__WHAT IS BEING ASKED__
For every line in the data below that contains "xomashyosining", copy the line.

__DATA RECORDS__
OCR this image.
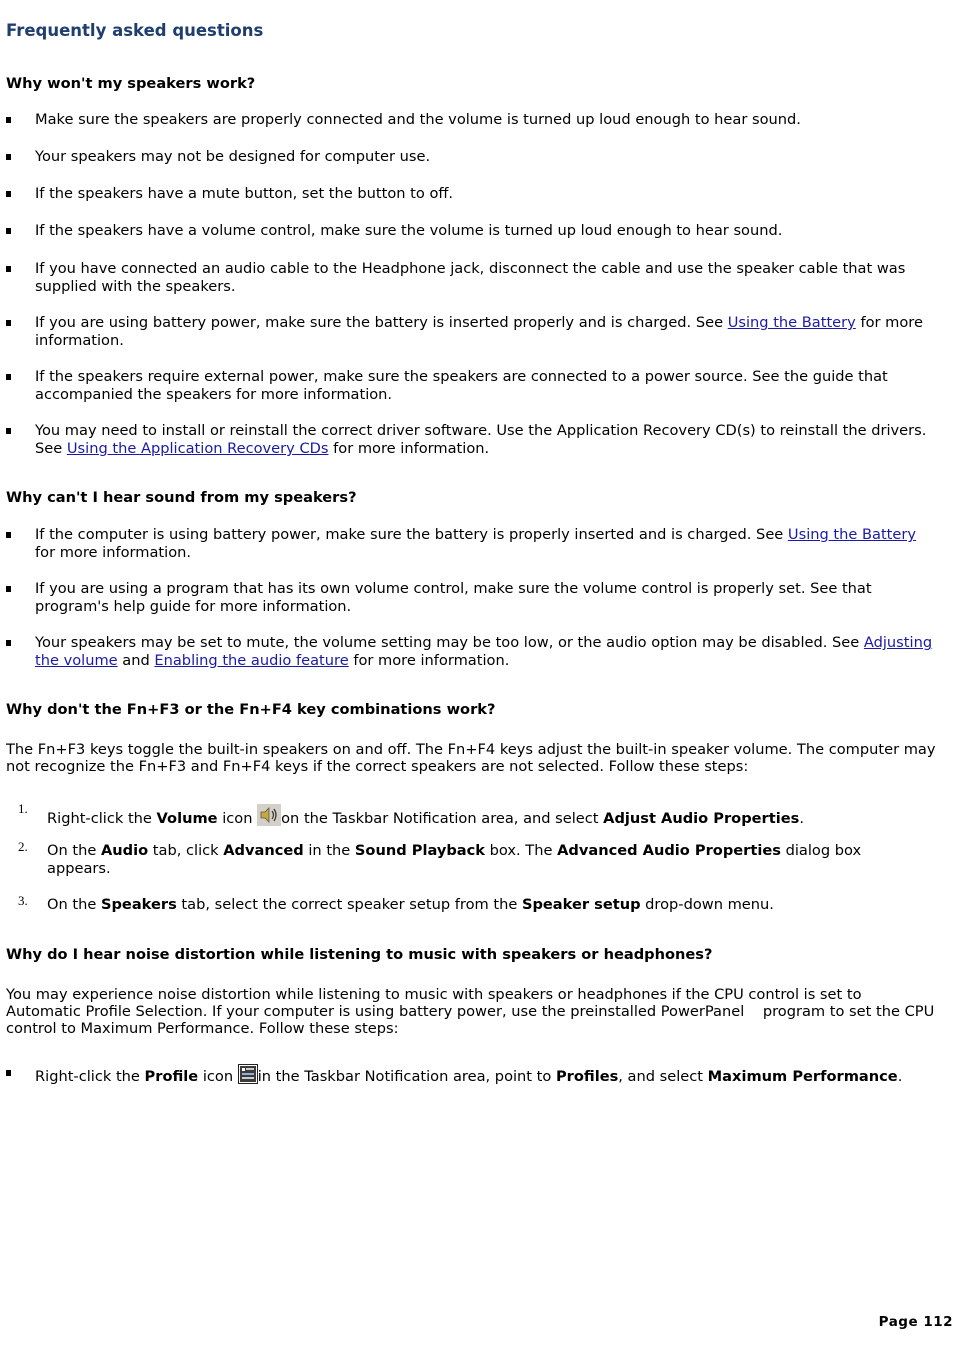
Frequently asked questions

Why won't my speakers work?

Make sure the speakers are properly connected and the volume is turned up loud enough to hear sound.
Your speakers may not be designed for computer use.
If the speakers have a mute button, set the button to off.
If the speakers have a volume control, make sure the volume is turned up loud enough to hear sound.
If you have connected an audio cable to the Headphone jack, disconnect the cable and use the speaker cable that was supplied with the speakers.
If you are using battery power, make sure the battery is inserted properly and is charged. See Using the Battery for more information.
If the speakers require external power, make sure the speakers are connected to a power source. See the guide that accompanied the speakers for more information.
You may need to install or reinstall the correct driver software. Use the Application Recovery CD(s) to reinstall the drivers. See Using the Application Recovery CDs for more information.

Why can't I hear sound from my speakers?

If the computer is using battery power, make sure the battery is properly inserted and is charged. See Using the Battery for more information.
If you are using a program that has its own volume control, make sure the volume control is properly set. See that program's help guide for more information.
Your speakers may be set to mute, the volume setting may be too low, or the audio option may be disabled. See Adjusting the volume and Enabling the audio feature for more information.

Why don't the Fn+F3 or the Fn+F4 key combinations work?

The Fn+F3 keys toggle the built-in speakers on and off. The Fn+F4 keys adjust the built-in speaker volume. The computer may not recognize the Fn+F3 and Fn+F4 keys if the correct speakers are not selected. Follow these steps:
1.
Right-click the Volume icon on the Taskbar Notification area, and select Adjust Audio Properties.
2. On the Audio tab, click Advanced in the Sound Playback box. The Advanced Audio Properties dialog box appears.
3. On the Speakers tab, select the correct speaker setup from the Speaker setup drop-down menu.

Why do I hear noise distortion while listening to music with speakers or headphones?

You may experience noise distortion while listening to music with speakers or headphones if the CPU control is set to Automatic Profile Selection. If your computer is using battery power, use the preinstalled PowerPanel    program to set the CPU control to Maximum Performance. Follow these steps:
Right-click the Profile icon in the Taskbar Notification area, point to Profiles, and select Maximum Performance.
Page 112
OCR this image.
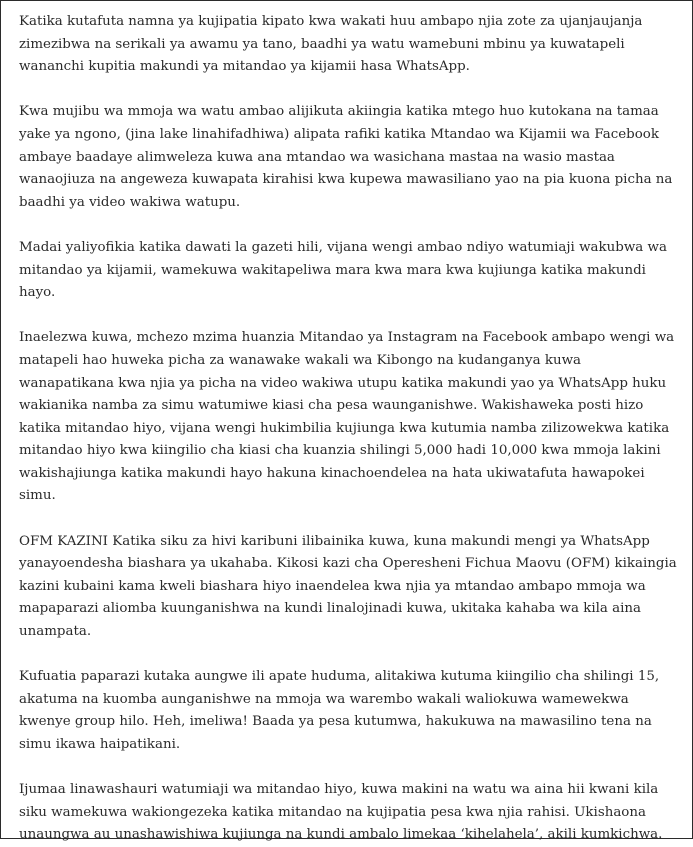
Katika kutafuta namna ya kujipatia kipato kwa wakati huu ambapo njia zote za ujanjaujanja zimezibwa na serikali ya awamu ya tano, baadhi ya watu wamebuni mbinu ya kuwatapeli wananchi kupitia makundi ya mitandao ya kijamii hasa WhatsApp.

Kwa mujibu wa mmoja wa watu ambao alijikuta akiingia katika mtego huo kutokana na tamaa yake ya ngono, (jina lake linahifadhiwa) alipata rafiki katika Mtandao wa Kijamii wa Facebook ambaye baadaye alimweleza kuwa ana mtandao wa wasichana mastaa na wasio mastaa wanaojiuza na angeweza kuwapata kirahisi kwa kupewa mawasiliano yao na pia kuona picha na baadhi ya video wakiwa watupu.

Madai yaliyofikia katika dawati la gazeti hili, vijana wengi ambao ndiyo watumiaji wakubwa wa mitandao ya kijamii, wamekuwa wakitapeliwa mara kwa mara kwa kujiunga katika makundi hayo.

Inaelezwa kuwa, mchezo mzima huanzia Mitandao ya Instagram na Facebook ambapo wengi wa matapeli hao huweka picha za wanawake wakali wa Kibongo na kudanganya kuwa wanapatikana kwa njia ya picha na video wakiwa utupu katika makundi yao ya WhatsApp huku wakianika namba za simu watumiwe kiasi cha pesa waunganishwe. Wakishaweka posti hizo katika mitandao hiyo, vijana wengi hukimbilia kujiunga kwa kutumia namba zilizowekwa katika mitandao hiyo kwa kiingilio cha kiasi cha kuanzia shilingi 5,000 hadi 10,000 kwa mmoja lakini wakishajiunga katika makundi hayo hakuna kinachoendelea na hata ukiwatafuta hawapokei simu.

OFM KAZINI Katika siku za hivi karibuni ilibainika kuwa, kuna makundi mengi ya WhatsApp yanayoendesha biashara ya ukahaba. Kikosi kazi cha Operesheni Fichua Maovu (OFM) kikaingia kazini kubaini kama kweli biashara hiyo inaendelea kwa njia ya mtandao ambapo mmoja wa mapaparazi aliomba kuunganishwa na kundi linalojinadi kuwa, ukitaka kahaba wa kila aina unampata.

Kufuatia paparazi kutaka aungwe ili apate huduma, alitakiwa kutuma kiingilio cha shilingi 15, akatuma na kuomba aunganishwe na mmoja wa warembo wakali waliokuwa wamewekwa kwenye group hilo. Heh, imeliwa! Baada ya pesa kutumwa, hakukuwa na mawasilino tena na simu ikawa haipatikani.

Ijumaa linawashauri watumiaji wa mitandao hiyo, kuwa makini na watu wa aina hii kwani kila siku wamekuwa wakiongezeka katika mitandao na kujipatia pesa kwa njia rahisi. Ukishaona unaungwa au unashawishiwa kujiunga na kundi ambalo limekaa ‘kihelahela’, akili kumkichwa.
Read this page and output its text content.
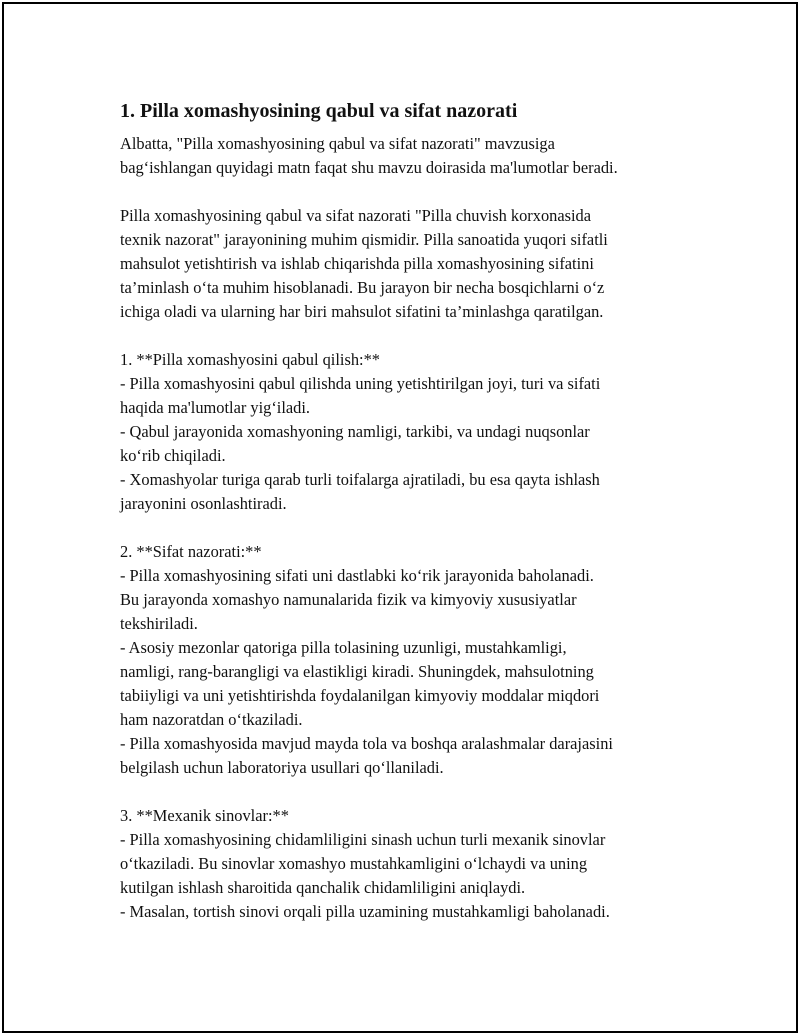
1. Pilla xomashyosining qabul va sifat nazorati

Albatta, "Pilla xomashyosining qabul va sifat nazorati" mavzusiga
bag‘ishlangan quyidagi matn faqat shu mavzu doirasida ma'lumotlar beradi.

Pilla xomashyosining qabul va sifat nazorati "Pilla chuvish korxonasida
texnik nazorat" jarayonining muhim qismidir. Pilla sanoatida yuqori sifatli
mahsulot yetishtirish va ishlab chiqarishda pilla xomashyosining sifatini
ta’minlash o‘ta muhim hisoblanadi. Bu jarayon bir necha bosqichlarni o‘z
ichiga oladi va ularning har biri mahsulot sifatini ta’minlashga qaratilgan.

1. **Pilla xomashyosini qabul qilish:**

- Pilla xomashyosini qabul qilishda uning yetishtirilgan joyi, turi va sifati
haqida ma'lumotlar yig‘iladi.
- Qabul jarayonida xomashyoning namligi, tarkibi, va undagi nuqsonlar
ko‘rib chiqiladi.
- Xomashyolar turiga qarab turli toifalarga ajratiladi, bu esa qayta ishlash
jarayonini osonlashtiradi.

2. **Sifat nazorati:**

- Pilla xomashyosining sifati uni dastlabki ko‘rik jarayonida baholanadi.
Bu jarayonda xomashyo namunalarida fizik va kimyoviy xususiyatlar
tekshiriladi.
- Asosiy mezonlar qatoriga pilla tolasining uzunligi, mustahkamligi,
namligi, rang-barangligi va elastikligi kiradi. Shuningdek, mahsulotning
tabiiyligi va uni yetishtirishda foydalanilgan kimyoviy moddalar miqdori
ham nazoratdan o‘tkaziladi.
- Pilla xomashyosida mavjud mayda tola va boshqa aralashmalar darajasini
belgilash uchun laboratoriya usullari qo‘llaniladi.

3. **Mexanik sinovlar:**

- Pilla xomashyosining chidamliligini sinash uchun turli mexanik sinovlar
o‘tkaziladi. Bu sinovlar xomashyo mustahkamligini o‘lchaydi va uning
kutilgan ishlash sharoitida qanchalik chidamliligini aniqlaydi.
- Masalan, tortish sinovi orqali pilla uzamining mustahkamligi baholanadi.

__THE OUTPUT__
1. Pilla xomashyosining qabul va sifat nazorati
Albatta, "Pilla xomashyosining qabul va sifat nazorati" mavzusiga
Pilla xomashyosining qabul va sifat nazorati "Pilla chuvish korxonasida
mahsulot yetishtirish va ishlab chiqarishda pilla xomashyosining sifatini
- Pilla xomashyosining sifati uni dastlabki ko‘rik jarayonida baholanadi.
- Pilla xomashyosining chidamliligini sinash uchun turli mexanik sinovlar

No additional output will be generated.